Count the lines below that contain the word "Shift". Give only the number.

Supplied material:
▼

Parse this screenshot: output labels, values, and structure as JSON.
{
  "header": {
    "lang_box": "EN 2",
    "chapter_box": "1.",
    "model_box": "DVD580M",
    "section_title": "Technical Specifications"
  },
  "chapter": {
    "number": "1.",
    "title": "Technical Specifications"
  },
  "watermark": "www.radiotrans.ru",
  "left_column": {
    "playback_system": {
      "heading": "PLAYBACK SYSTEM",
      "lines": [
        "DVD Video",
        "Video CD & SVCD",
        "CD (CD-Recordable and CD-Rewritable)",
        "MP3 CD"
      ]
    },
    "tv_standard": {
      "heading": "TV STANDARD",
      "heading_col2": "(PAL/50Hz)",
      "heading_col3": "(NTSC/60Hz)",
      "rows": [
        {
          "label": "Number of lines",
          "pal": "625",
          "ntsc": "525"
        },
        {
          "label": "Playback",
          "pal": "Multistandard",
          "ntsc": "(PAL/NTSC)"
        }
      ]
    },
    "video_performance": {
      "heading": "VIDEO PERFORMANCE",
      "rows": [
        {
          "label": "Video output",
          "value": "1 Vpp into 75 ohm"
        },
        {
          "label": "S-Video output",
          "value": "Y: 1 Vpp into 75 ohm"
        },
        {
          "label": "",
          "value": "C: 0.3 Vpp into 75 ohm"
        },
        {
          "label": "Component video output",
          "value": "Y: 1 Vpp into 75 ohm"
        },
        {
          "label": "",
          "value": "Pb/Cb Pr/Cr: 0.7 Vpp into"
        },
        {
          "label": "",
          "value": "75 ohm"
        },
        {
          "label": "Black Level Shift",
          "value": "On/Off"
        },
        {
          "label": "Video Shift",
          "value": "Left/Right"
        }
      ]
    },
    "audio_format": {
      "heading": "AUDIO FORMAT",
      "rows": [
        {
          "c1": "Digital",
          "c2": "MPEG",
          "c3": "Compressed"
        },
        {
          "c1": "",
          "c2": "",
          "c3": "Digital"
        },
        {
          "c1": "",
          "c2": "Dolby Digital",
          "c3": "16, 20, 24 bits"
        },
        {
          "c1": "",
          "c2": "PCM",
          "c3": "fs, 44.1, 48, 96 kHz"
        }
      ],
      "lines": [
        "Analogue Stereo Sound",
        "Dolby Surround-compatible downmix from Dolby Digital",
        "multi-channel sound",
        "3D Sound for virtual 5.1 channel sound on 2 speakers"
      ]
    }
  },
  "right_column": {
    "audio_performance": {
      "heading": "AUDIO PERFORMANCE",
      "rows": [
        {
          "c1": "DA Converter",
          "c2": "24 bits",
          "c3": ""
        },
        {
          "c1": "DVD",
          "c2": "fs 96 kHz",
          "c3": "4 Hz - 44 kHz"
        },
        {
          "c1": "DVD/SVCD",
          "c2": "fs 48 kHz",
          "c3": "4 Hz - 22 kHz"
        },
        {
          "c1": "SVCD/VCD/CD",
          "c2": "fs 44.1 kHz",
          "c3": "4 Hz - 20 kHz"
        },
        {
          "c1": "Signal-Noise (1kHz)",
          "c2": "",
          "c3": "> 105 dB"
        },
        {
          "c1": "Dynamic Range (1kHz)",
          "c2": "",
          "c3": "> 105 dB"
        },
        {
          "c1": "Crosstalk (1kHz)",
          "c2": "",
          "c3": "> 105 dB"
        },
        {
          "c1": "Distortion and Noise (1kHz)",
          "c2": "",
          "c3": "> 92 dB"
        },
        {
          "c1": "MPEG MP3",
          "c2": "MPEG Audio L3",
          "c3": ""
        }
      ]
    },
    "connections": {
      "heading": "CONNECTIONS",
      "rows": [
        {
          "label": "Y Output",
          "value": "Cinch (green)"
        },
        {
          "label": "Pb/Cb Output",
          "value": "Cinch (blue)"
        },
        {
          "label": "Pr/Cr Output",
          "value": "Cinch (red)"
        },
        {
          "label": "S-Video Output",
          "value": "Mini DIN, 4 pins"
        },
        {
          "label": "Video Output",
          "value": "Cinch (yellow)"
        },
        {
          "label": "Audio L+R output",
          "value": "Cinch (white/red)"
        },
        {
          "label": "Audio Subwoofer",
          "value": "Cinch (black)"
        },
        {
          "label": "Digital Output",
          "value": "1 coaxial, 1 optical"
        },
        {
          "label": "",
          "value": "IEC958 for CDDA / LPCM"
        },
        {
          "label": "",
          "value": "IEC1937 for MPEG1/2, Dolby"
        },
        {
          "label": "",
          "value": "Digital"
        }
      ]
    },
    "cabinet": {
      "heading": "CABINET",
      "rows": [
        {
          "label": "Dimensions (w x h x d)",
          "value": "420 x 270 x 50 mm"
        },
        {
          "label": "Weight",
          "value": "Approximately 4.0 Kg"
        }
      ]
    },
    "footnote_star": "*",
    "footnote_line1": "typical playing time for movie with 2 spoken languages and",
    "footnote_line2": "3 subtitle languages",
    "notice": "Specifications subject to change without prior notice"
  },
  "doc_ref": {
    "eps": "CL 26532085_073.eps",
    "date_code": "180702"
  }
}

▲

Task response:
2